• [SUPPLIED MATERIAL]
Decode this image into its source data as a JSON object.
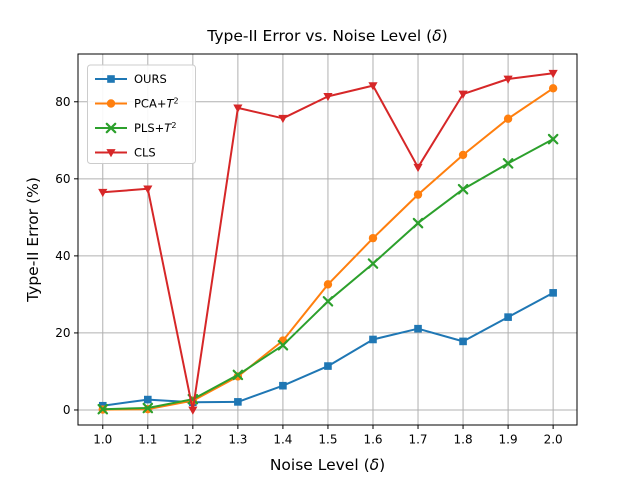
{
  "figure": {
    "background": "#ffffff",
    "axes_background": "#ffffff",
    "border_color": "#000000",
    "grid_color": "#b0b0b0"
  },
  "chart_data": {
    "type": "line",
    "title": "Type-II Error vs. Noise Level (δ)",
    "xlabel": "Noise Level (δ)",
    "ylabel": "Type-II Error (%)",
    "grid": true,
    "legend_position": "upper-left",
    "x": [
      1.0,
      1.1,
      1.2,
      1.3,
      1.4,
      1.5,
      1.6,
      1.7,
      1.8,
      1.9,
      2.0
    ],
    "x_tick_labels": [
      "1.0",
      "1.1",
      "1.2",
      "1.3",
      "1.4",
      "1.5",
      "1.6",
      "1.7",
      "1.8",
      "1.9",
      "2.0"
    ],
    "y_ticks": [
      0,
      20,
      40,
      60,
      80
    ],
    "y_tick_labels": [
      "0",
      "20",
      "40",
      "60",
      "80"
    ],
    "xlim": [
      0.945,
      2.053
    ],
    "ylim": [
      -3.9,
      92.4
    ],
    "series": [
      {
        "name": "OURS",
        "color": "#1f77b4",
        "marker": "square",
        "values": [
          1.1,
          2.7,
          2.0,
          2.1,
          6.3,
          11.4,
          18.3,
          21.1,
          17.8,
          24.1,
          30.4
        ]
      },
      {
        "name": "PCA+T²",
        "color": "#ff7f0e",
        "marker": "circle",
        "values": [
          0.1,
          0.2,
          2.4,
          8.7,
          18.0,
          32.6,
          44.6,
          55.9,
          66.2,
          75.6,
          83.5
        ]
      },
      {
        "name": "PLS+T²",
        "color": "#2ca02c",
        "marker": "x",
        "values": [
          0.2,
          0.5,
          2.8,
          9.1,
          16.8,
          28.2,
          38.0,
          48.5,
          57.3,
          64.0,
          70.3
        ]
      },
      {
        "name": "CLS",
        "color": "#d62728",
        "marker": "triangle-down",
        "values": [
          56.5,
          57.4,
          0.0,
          78.4,
          75.7,
          81.4,
          84.2,
          63.0,
          82.0,
          85.9,
          87.4
        ]
      }
    ]
  }
}
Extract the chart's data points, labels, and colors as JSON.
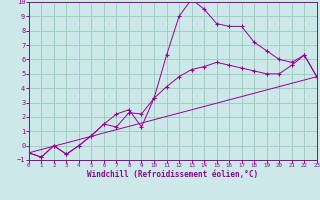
{
  "xlabel": "Windchill (Refroidissement éolien,°C)",
  "background_color": "#cce8e8",
  "grid_color": "#99ccbb",
  "line_color": "#990099",
  "xlim": [
    0,
    23
  ],
  "ylim": [
    -1,
    10
  ],
  "xticks": [
    0,
    1,
    2,
    3,
    4,
    5,
    6,
    7,
    8,
    9,
    10,
    11,
    12,
    13,
    14,
    15,
    16,
    17,
    18,
    19,
    20,
    21,
    22,
    23
  ],
  "yticks": [
    -1,
    0,
    1,
    2,
    3,
    4,
    5,
    6,
    7,
    8,
    9,
    10
  ],
  "series": [
    {
      "x": [
        0,
        1,
        2,
        3,
        4,
        5,
        6,
        7,
        8,
        9,
        10,
        11,
        12,
        13,
        14,
        15,
        16,
        17,
        18,
        19,
        20,
        21,
        22,
        23
      ],
      "y": [
        -0.5,
        -0.8,
        0.0,
        -0.6,
        0.0,
        0.7,
        1.5,
        2.2,
        2.5,
        1.3,
        3.3,
        6.3,
        9.0,
        10.2,
        9.5,
        8.5,
        8.3,
        8.3,
        7.2,
        6.6,
        6.0,
        5.8,
        6.3,
        4.8
      ]
    },
    {
      "x": [
        0,
        1,
        2,
        3,
        4,
        5,
        6,
        7,
        8,
        9,
        10,
        11,
        12,
        13,
        14,
        15,
        16,
        17,
        18,
        19,
        20,
        21,
        22,
        23
      ],
      "y": [
        -0.5,
        -0.8,
        0.0,
        -0.6,
        0.0,
        0.7,
        1.5,
        1.3,
        2.3,
        2.2,
        3.3,
        4.1,
        4.8,
        5.3,
        5.5,
        5.8,
        5.6,
        5.4,
        5.2,
        5.0,
        5.0,
        5.6,
        6.3,
        4.8
      ]
    },
    {
      "x": [
        0,
        23
      ],
      "y": [
        -0.5,
        4.8
      ]
    }
  ]
}
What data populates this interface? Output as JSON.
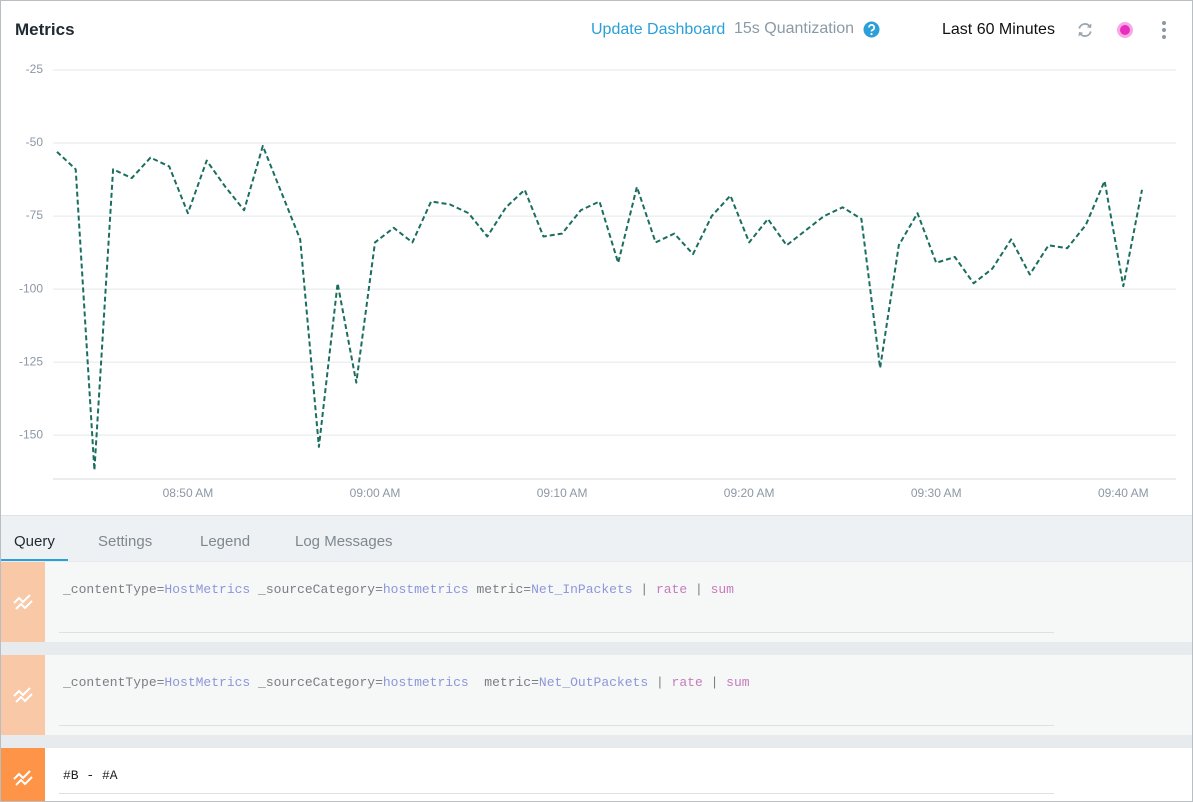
{
  "header": {
    "title": "Metrics",
    "update_link": "Update Dashboard",
    "quantization": "15s Quantization",
    "time_range": "Last 60 Minutes"
  },
  "chart_data": {
    "type": "line",
    "categories": [
      null,
      null,
      null,
      null,
      null,
      null,
      null,
      "08:50 AM",
      null,
      null,
      null,
      null,
      null,
      null,
      null,
      null,
      null,
      "09:00 AM",
      null,
      null,
      null,
      null,
      null,
      null,
      null,
      null,
      null,
      "09:10 AM",
      null,
      null,
      null,
      null,
      null,
      null,
      null,
      null,
      null,
      "09:20 AM",
      null,
      null,
      null,
      null,
      null,
      null,
      null,
      null,
      null,
      "09:30 AM",
      null,
      null,
      null,
      null,
      null,
      null,
      null,
      null,
      null,
      "09:40 AM",
      null
    ],
    "values": [
      -53,
      -59,
      -162,
      -59,
      -62,
      -55,
      -58,
      -74,
      -56,
      -65,
      -73,
      -51,
      -67,
      -83,
      -154,
      -98,
      -132,
      -84,
      -79,
      -84,
      -70,
      -71,
      -74,
      -82,
      -72,
      -66,
      -82,
      -81,
      -73,
      -70,
      -91,
      -65,
      -84,
      -81,
      -88,
      -75,
      -68,
      -84,
      -76,
      -85,
      -80,
      -75,
      -72,
      -76,
      -127,
      -85,
      -74,
      -91,
      -89,
      -98,
      -93,
      -83,
      -95,
      -85,
      -86,
      -78,
      -63,
      -99,
      -66
    ],
    "color": "#1b6e5f",
    "line_style": "dashed",
    "ylim": [
      -165,
      -20
    ],
    "yticks": [
      -25,
      -50,
      -75,
      -100,
      -125,
      -150
    ],
    "grid": true
  },
  "tabs": [
    "Query",
    "Settings",
    "Legend",
    "Log Messages"
  ],
  "queries": [
    {
      "tokens": [
        "_contentType=",
        "HostMetrics",
        " _sourceCategory=",
        "hostmetrics",
        " metric=",
        "Net_InPackets",
        " | ",
        "rate",
        " | ",
        "sum"
      ]
    },
    {
      "tokens": [
        "_contentType=",
        "HostMetrics",
        " _sourceCategory=",
        "hostmetrics",
        "  metric=",
        "Net_OutPackets",
        " | ",
        "rate",
        " | ",
        "sum"
      ]
    },
    {
      "tokens": [
        "#B - #A"
      ]
    }
  ]
}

• [WHAT THE TASK REQUIRES] Leave out the pictures and output the rest of the material exactly as written.

• [TASK RESULT]
Decode this image into its source data as a JSON object.
{
  "figure": {
    "background": "#ffffff",
    "axes_background": "#ffffff",
    "border_color": "#000000",
    "grid_color": "#b0b0b0"
  },
  "chart_data": {
    "type": "line",
    "title": "Type-II Error vs. Noise Level (δ)",
    "xlabel": "Noise Level (δ)",
    "ylabel": "Type-II Error (%)",
    "grid": true,
    "legend_position": "upper-left",
    "x": [
      1.0,
      1.1,
      1.2,
      1.3,
      1.4,
      1.5,
      1.6,
      1.7,
      1.8,
      1.9,
      2.0
    ],
    "x_tick_labels": [
      "1.0",
      "1.1",
      "1.2",
      "1.3",
      "1.4",
      "1.5",
      "1.6",
      "1.7",
      "1.8",
      "1.9",
      "2.0"
    ],
    "y_ticks": [
      0,
      20,
      40,
      60,
      80
    ],
    "y_tick_labels": [
      "0",
      "20",
      "40",
      "60",
      "80"
    ],
    "xlim": [
      0.945,
      2.053
    ],
    "ylim": [
      -3.9,
      92.4
    ],
    "series": [
      {
        "name": "OURS",
        "color": "#1f77b4",
        "marker": "square",
        "values": [
          1.1,
          2.7,
          2.0,
          2.1,
          6.3,
          11.4,
          18.3,
          21.1,
          17.8,
          24.1,
          30.4
        ]
      },
      {
        "name": "PCA+T²",
        "color": "#ff7f0e",
        "marker": "circle",
        "values": [
          0.1,
          0.2,
          2.4,
          8.7,
          18.0,
          32.6,
          44.6,
          55.9,
          66.2,
          75.6,
          83.5
        ]
      },
      {
        "name": "PLS+T²",
        "color": "#2ca02c",
        "marker": "x",
        "values": [
          0.2,
          0.5,
          2.8,
          9.1,
          16.8,
          28.2,
          38.0,
          48.5,
          57.3,
          64.0,
          70.3
        ]
      },
      {
        "name": "CLS",
        "color": "#d62728",
        "marker": "triangle-down",
        "values": [
          56.5,
          57.4,
          0.0,
          78.4,
          75.7,
          81.4,
          84.2,
          63.0,
          82.0,
          85.9,
          87.4
        ]
      }
    ]
  }
}
Extract the chart's data points, labels, and colors as JSON.
{
  "xlabel": "Windchill (Refroidissement éolien,°C)",
  "background_color": "#cce8e8",
  "grid_color": "#99ccbb",
  "line_color": "#990099",
  "xlim": [
    0,
    23
  ],
  "ylim": [
    -1,
    10
  ],
  "xticks": [
    0,
    1,
    2,
    3,
    4,
    5,
    6,
    7,
    8,
    9,
    10,
    11,
    12,
    13,
    14,
    15,
    16,
    17,
    18,
    19,
    20,
    21,
    22,
    23
  ],
  "yticks": [
    -1,
    0,
    1,
    2,
    3,
    4,
    5,
    6,
    7,
    8,
    9,
    10
  ],
  "series": [
    {
      "x": [
        0,
        1,
        2,
        3,
        4,
        5,
        6,
        7,
        8,
        9,
        10,
        11,
        12,
        13,
        14,
        15,
        16,
        17,
        18,
        19,
        20,
        21,
        22,
        23
      ],
      "y": [
        -0.5,
        -0.8,
        0.0,
        -0.6,
        0.0,
        0.7,
        1.5,
        2.2,
        2.5,
        1.3,
        3.3,
        6.3,
        9.0,
        10.2,
        9.5,
        8.5,
        8.3,
        8.3,
        7.2,
        6.6,
        6.0,
        5.8,
        6.3,
        4.8
      ]
    },
    {
      "x": [
        0,
        1,
        2,
        3,
        4,
        5,
        6,
        7,
        8,
        9,
        10,
        11,
        12,
        13,
        14,
        15,
        16,
        17,
        18,
        19,
        20,
        21,
        22,
        23
      ],
      "y": [
        -0.5,
        -0.8,
        0.0,
        -0.6,
        0.0,
        0.7,
        1.5,
        1.3,
        2.3,
        2.2,
        3.3,
        4.1,
        4.8,
        5.3,
        5.5,
        5.8,
        5.6,
        5.4,
        5.2,
        5.0,
        5.0,
        5.6,
        6.3,
        4.8
      ]
    },
    {
      "x": [
        0,
        23
      ],
      "y": [
        -0.5,
        4.8
      ]
    }
  ]
}
What data populates this interface? Output as JSON.
{
  "header": {
    "title": "Metrics",
    "update_link": "Update Dashboard",
    "quantization": "15s Quantization",
    "time_range": "Last 60 Minutes"
  },
  "chart_data": {
    "type": "line",
    "categories": [
      null,
      null,
      null,
      null,
      null,
      null,
      null,
      "08:50 AM",
      null,
      null,
      null,
      null,
      null,
      null,
      null,
      null,
      null,
      "09:00 AM",
      null,
      null,
      null,
      null,
      null,
      null,
      null,
      null,
      null,
      "09:10 AM",
      null,
      null,
      null,
      null,
      null,
      null,
      null,
      null,
      null,
      "09:20 AM",
      null,
      null,
      null,
      null,
      null,
      null,
      null,
      null,
      null,
      "09:30 AM",
      null,
      null,
      null,
      null,
      null,
      null,
      null,
      null,
      null,
      "09:40 AM",
      null
    ],
    "values": [
      -53,
      -59,
      -162,
      -59,
      -62,
      -55,
      -58,
      -74,
      -56,
      -65,
      -73,
      -51,
      -67,
      -83,
      -154,
      -98,
      -132,
      -84,
      -79,
      -84,
      -70,
      -71,
      -74,
      -82,
      -72,
      -66,
      -82,
      -81,
      -73,
      -70,
      -91,
      -65,
      -84,
      -81,
      -88,
      -75,
      -68,
      -84,
      -76,
      -85,
      -80,
      -75,
      -72,
      -76,
      -127,
      -85,
      -74,
      -91,
      -89,
      -98,
      -93,
      -83,
      -95,
      -85,
      -86,
      -78,
      -63,
      -99,
      -66
    ],
    "color": "#1b6e5f",
    "line_style": "dashed",
    "ylim": [
      -165,
      -20
    ],
    "yticks": [
      -25,
      -50,
      -75,
      -100,
      -125,
      -150
    ],
    "grid": true
  },
  "tabs": [
    "Query",
    "Settings",
    "Legend",
    "Log Messages"
  ],
  "queries": [
    {
      "tokens": [
        "_contentType=",
        "HostMetrics",
        " _sourceCategory=",
        "hostmetrics",
        " metric=",
        "Net_InPackets",
        " | ",
        "rate",
        " | ",
        "sum"
      ]
    },
    {
      "tokens": [
        "_contentType=",
        "HostMetrics",
        " _sourceCategory=",
        "hostmetrics",
        "  metric=",
        "Net_OutPackets",
        " | ",
        "rate",
        " | ",
        "sum"
      ]
    },
    {
      "tokens": [
        "#B - #A"
      ]
    }
  ]
}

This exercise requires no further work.